→ Records:
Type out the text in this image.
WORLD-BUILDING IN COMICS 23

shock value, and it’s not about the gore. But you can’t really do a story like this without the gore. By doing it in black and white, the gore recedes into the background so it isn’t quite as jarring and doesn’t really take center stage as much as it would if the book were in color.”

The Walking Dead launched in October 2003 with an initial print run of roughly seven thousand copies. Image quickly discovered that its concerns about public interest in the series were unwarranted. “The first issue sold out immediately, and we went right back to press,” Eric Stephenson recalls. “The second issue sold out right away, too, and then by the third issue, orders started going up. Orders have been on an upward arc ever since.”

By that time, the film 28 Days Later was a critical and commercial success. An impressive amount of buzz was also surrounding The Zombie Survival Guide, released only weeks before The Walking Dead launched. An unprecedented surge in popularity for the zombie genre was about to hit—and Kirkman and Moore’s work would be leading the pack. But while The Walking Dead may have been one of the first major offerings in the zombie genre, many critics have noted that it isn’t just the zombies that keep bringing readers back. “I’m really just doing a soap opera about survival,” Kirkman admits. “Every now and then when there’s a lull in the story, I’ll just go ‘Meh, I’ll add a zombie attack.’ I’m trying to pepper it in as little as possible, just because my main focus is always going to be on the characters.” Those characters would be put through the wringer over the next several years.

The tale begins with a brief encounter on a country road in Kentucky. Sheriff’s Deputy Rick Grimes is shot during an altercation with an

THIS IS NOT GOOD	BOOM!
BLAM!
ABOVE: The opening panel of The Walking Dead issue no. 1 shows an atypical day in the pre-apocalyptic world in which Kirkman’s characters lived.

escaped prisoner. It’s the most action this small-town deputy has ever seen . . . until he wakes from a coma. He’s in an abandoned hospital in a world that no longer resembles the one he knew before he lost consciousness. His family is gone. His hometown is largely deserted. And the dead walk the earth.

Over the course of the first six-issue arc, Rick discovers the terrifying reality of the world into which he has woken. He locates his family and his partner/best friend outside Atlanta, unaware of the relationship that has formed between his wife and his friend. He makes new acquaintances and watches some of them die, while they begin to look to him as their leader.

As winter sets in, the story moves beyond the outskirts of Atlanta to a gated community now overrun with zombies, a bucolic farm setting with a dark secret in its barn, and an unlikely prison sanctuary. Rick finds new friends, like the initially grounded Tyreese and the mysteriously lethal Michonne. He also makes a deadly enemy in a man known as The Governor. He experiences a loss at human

→ Exercise: Check each line in the records for the word "also" and say how many have it, with nothing else.

→ The reply: 2